◆ Exercise task ◆
In the entries below, count every line containing "coat". Return the number and nothing else.

========================================================================

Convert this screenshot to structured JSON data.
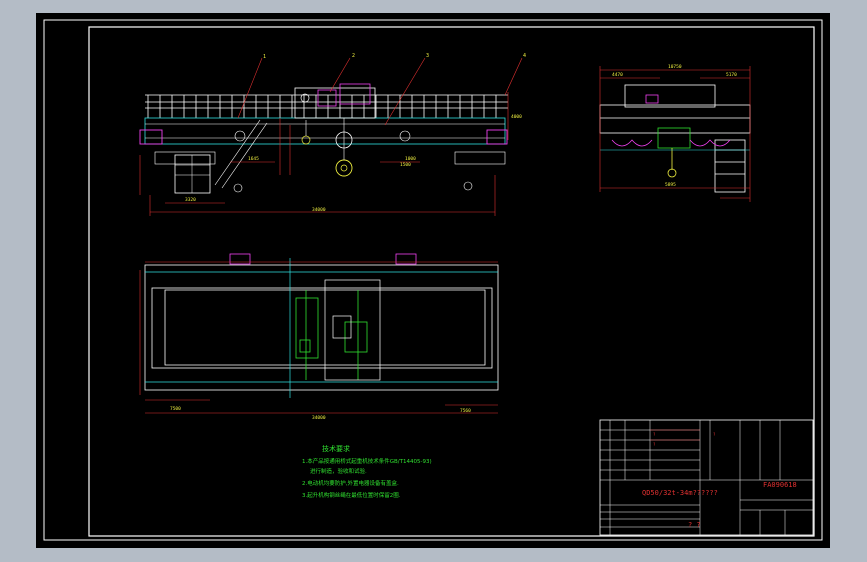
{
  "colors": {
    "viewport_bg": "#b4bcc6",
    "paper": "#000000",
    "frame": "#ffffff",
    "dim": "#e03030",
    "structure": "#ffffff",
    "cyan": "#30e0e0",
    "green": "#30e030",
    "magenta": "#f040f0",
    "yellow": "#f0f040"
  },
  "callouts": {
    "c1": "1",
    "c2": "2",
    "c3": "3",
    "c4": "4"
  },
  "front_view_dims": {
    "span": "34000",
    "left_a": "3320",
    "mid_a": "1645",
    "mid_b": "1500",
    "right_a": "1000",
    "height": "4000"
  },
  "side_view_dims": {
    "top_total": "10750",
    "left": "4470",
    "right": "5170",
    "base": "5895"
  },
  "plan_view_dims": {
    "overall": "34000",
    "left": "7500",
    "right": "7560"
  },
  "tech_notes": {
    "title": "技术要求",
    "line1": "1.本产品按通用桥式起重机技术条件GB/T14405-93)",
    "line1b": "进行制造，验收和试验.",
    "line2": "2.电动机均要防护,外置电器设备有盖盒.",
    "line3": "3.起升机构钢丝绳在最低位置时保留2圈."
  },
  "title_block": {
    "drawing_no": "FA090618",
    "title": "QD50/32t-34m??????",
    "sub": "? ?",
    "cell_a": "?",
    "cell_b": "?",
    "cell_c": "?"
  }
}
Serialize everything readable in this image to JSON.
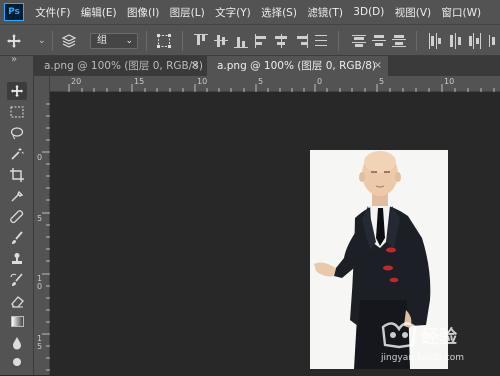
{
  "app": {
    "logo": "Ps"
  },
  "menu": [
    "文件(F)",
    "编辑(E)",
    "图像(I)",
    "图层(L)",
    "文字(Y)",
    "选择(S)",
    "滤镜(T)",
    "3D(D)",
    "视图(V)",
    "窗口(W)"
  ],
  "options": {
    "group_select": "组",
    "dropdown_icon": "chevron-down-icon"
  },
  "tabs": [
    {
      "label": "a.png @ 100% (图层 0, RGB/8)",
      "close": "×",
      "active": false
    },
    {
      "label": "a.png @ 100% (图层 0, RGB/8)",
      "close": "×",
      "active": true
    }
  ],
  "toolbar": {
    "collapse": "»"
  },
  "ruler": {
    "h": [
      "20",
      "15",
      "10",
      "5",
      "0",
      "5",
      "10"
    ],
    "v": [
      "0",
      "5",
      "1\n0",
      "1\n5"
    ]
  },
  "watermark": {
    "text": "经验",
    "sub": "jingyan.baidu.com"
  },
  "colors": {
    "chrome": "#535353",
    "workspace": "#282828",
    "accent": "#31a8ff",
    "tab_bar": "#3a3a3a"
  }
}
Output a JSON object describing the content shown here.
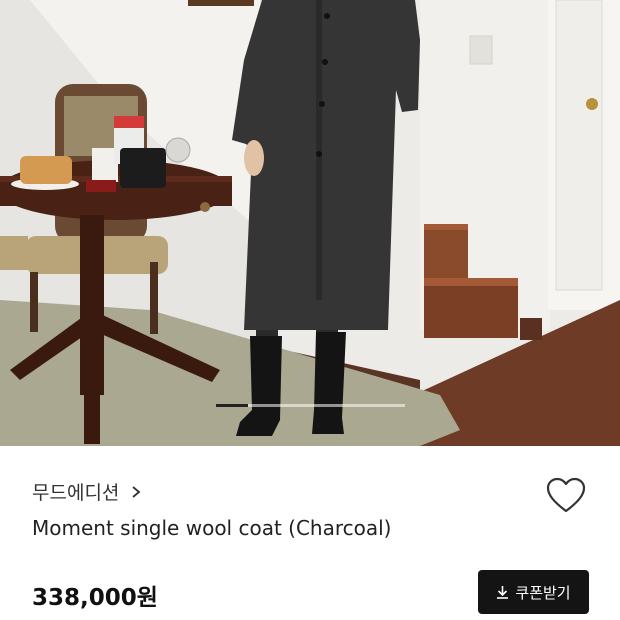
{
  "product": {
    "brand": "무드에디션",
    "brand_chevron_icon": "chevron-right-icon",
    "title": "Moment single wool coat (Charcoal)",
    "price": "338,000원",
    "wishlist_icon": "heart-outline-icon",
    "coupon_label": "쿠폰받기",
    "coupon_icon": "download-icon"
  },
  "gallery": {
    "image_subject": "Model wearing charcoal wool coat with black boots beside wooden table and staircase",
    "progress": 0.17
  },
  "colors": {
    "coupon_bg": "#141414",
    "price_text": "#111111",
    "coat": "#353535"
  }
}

========================================================================

◆ Worked answer ◆
3